> **What to work on**
Show all the lines in the data below that include the word "zeigte".

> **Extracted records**

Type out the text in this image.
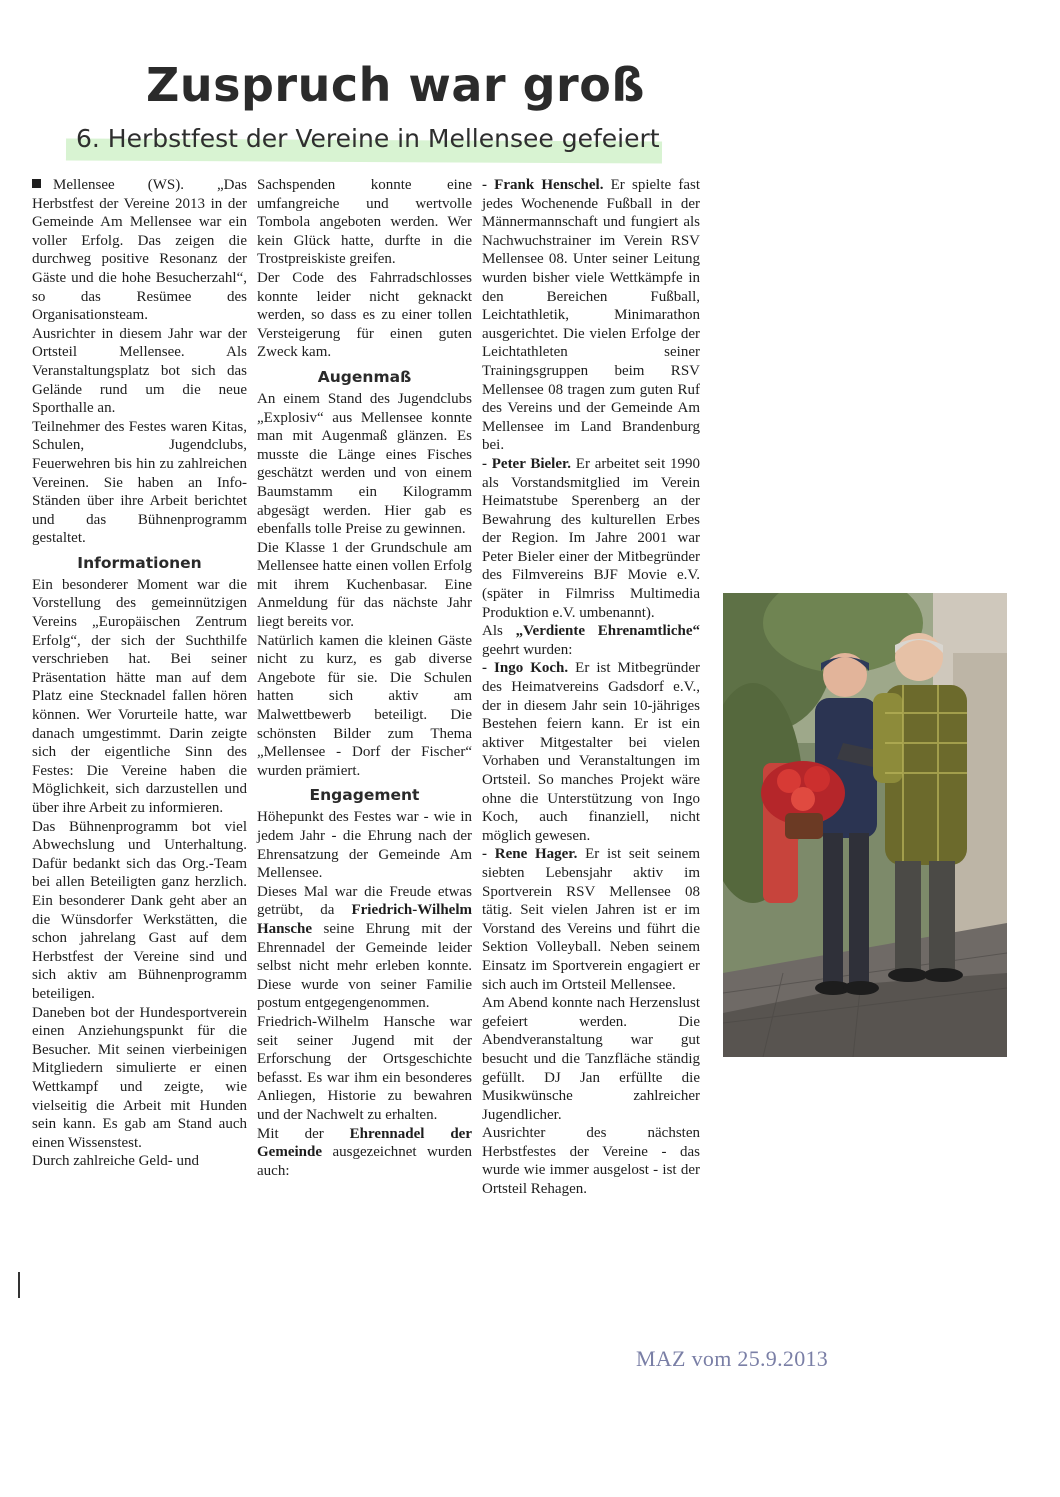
Zuspruch war groß
6. Herbstfest der Vereine in Mellensee gefeiert

Mellensee (WS). „Das Herbstfest der Vereine 2013 in der Gemeinde Am Mellensee war ein voller Erfolg. Das zeigen die durchweg positive Resonanz der Gäste und die hohe Besucherzahl“, so das Resümee des Organisationsteam.

Ausrichter in diesem Jahr war der Ortsteil Mellensee. Als Veranstaltungsplatz bot sich das Gelände rund um die neue Sporthalle an.

Teilnehmer des Festes waren Kitas, Schulen, Jugendclubs, Feuerwehren bis hin zu zahlreichen Vereinen. Sie haben an Info-Ständen über ihre Arbeit berichtet und das Bühnenprogramm gestaltet.

Informationen

Ein besonderer Moment war die Vorstellung des gemeinnützigen Vereins „Europäischen Zentrum Erfolg“, der sich der Suchthilfe verschrieben hat. Bei seiner Präsentation hätte man auf dem Platz eine Stecknadel fallen hören können. Wer Vorurteile hatte, war danach umgestimmt. Darin zeigte sich der eigentliche Sinn des Festes: Die Vereine haben die Möglichkeit, sich darzustellen und über ihre Arbeit zu informieren.

Das Bühnenprogramm bot viel Abwechslung und Unterhaltung. Dafür bedankt sich das Org.-Team bei allen Beteiligten ganz herzlich. Ein besonderer Dank geht aber an die Wünsdorfer Werkstätten, die schon jahrelang Gast auf dem Herbstfest der Vereine sind und sich aktiv am Bühnenprogramm beteiligen.

Daneben bot der Hundesportverein einen Anziehungspunkt für die Besucher. Mit seinen vierbeinigen Mitgliedern simulierte er einen Wettkampf und zeigte, wie vielseitig die Arbeit mit Hunden sein kann. Es gab am Stand auch einen Wissenstest.

Durch zahlreiche Geld- und

Sachspenden konnte eine umfangreiche und wertvolle Tombola angeboten werden. Wer kein Glück hatte, durfte in die Trostpreiskiste greifen.

Der Code des Fahrradschlosses konnte leider nicht geknackt werden, so dass es zu einer tollen Versteigerung für einen guten Zweck kam.

Augenmaß

An einem Stand des Jugendclubs „Explosiv“ aus Mellensee konnte man mit Augenmaß glänzen. Es musste die Länge eines Fisches geschätzt werden und von einem Baumstamm ein Kilogramm abgesägt werden. Hier gab es ebenfalls tolle Preise zu gewinnen.

Die Klasse 1 der Grundschule am Mellensee hatte einen vollen Erfolg mit ihrem Kuchenbasar. Eine Anmeldung für das nächste Jahr liegt bereits vor.

Natürlich kamen die kleinen Gäste nicht zu kurz, es gab diverse Angebote für sie. Die Schulen hatten sich aktiv am Malwettbewerb beteiligt. Die schönsten Bilder zum Thema „Mellensee - Dorf der Fischer“ wurden prämiert.

Engagement

Höhepunkt des Festes war - wie in jedem Jahr - die Ehrung nach der Ehrensatzung der Gemeinde Am Mellensee.

Dieses Mal war die Freude etwas getrübt, da Friedrich-Wilhelm Hansche seine Ehrung mit der Ehrennadel der Gemeinde leider selbst nicht mehr erleben konnte. Diese wurde von seiner Familie postum entgegengenommen.

Friedrich-Wilhelm Hansche war seit seiner Jugend mit der Erforschung der Ortsgeschichte befasst. Es war ihm ein besonderes Anliegen, Historie zu bewahren und der Nachwelt zu erhalten.

Mit der Ehrennadel der Gemeinde ausgezeichnet wurden auch:

- Frank Henschel. Er spielte fast jedes Wochenende Fußball in der Männermannschaft und fungiert als Nachwuchstrainer im Verein RSV Mellensee 08. Unter seiner Leitung wurden bisher viele Wettkämpfe in den Bereichen Fußball, Leichtathletik, Minimarathon ausgerichtet. Die vielen Erfolge der Leichtathleten seiner Trainingsgruppen beim RSV Mellensee 08 tragen zum guten Ruf des Vereins und der Gemeinde Am Mellensee im Land Brandenburg bei.

- Peter Bieler. Er arbeitet seit 1990 als Vorstandsmitglied im Verein Heimatstube Sperenberg an der Bewahrung des kulturellen Erbes der Region. Im Jahre 2001 war Peter Bieler einer der Mitbegründer des Filmvereins BJF Movie e.V. (später in Filmriss Multimedia Produktion e.V. umbenannt).

Als „Verdiente Ehrenamtliche“ geehrt wurden:

- Ingo Koch. Er ist Mitbegründer des Heimatvereins Gadsdorf e.V., der in diesem Jahr sein 10-jähriges Bestehen feiern kann. Er ist ein aktiver Mitgestalter bei vielen Vorhaben und Veranstaltungen im Ortsteil. So manches Projekt wäre ohne die Unterstützung von Ingo Koch, auch finanziell, nicht möglich gewesen.

- Rene Hager. Er ist seit seinem siebten Lebensjahr aktiv im Sportverein RSV Mellensee 08 tätig. Seit vielen Jahren ist er im Vorstand des Vereins und führt die Sektion Volleyball. Neben seinem Einsatz im Sportverein engagiert er sich auch im Ortsteil Mellensee.

Am Abend konnte nach Herzenslust gefeiert werden. Die Abendveranstaltung war gut besucht und die Tanzfläche ständig gefüllt. DJ Jan erfüllte die Musikwünsche zahlreicher Jugendlicher.

Ausrichter des nächsten Herbstfestes der Vereine - das wurde wie immer ausgelost - ist der Ortsteil Rehagen.

MAZ vom 25.9.2013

> **Result for this exercise**
Ein besonderer Moment war die Vorstellung des gemeinnützigen Vereins „Europäischen Zentrum Erfolg“, der sich der Suchthilfe verschrieben hat. Bei seiner Präsentation hätte man auf dem Platz eine Stecknadel fallen hören können. Wer Vorurteile hatte, war danach umgestimmt. Darin zeigte sich der eigentliche Sinn des Festes: Die Vereine haben die Möglichkeit, sich darzustellen und über ihre Arbeit zu informieren.
Daneben bot der Hundesportverein einen Anziehungspunkt für die Besucher. Mit seinen vierbeinigen Mitgliedern simulierte er einen Wettkampf und zeigte, wie vielseitig die Arbeit mit Hunden sein kann. Es gab am Stand auch einen Wissenstest.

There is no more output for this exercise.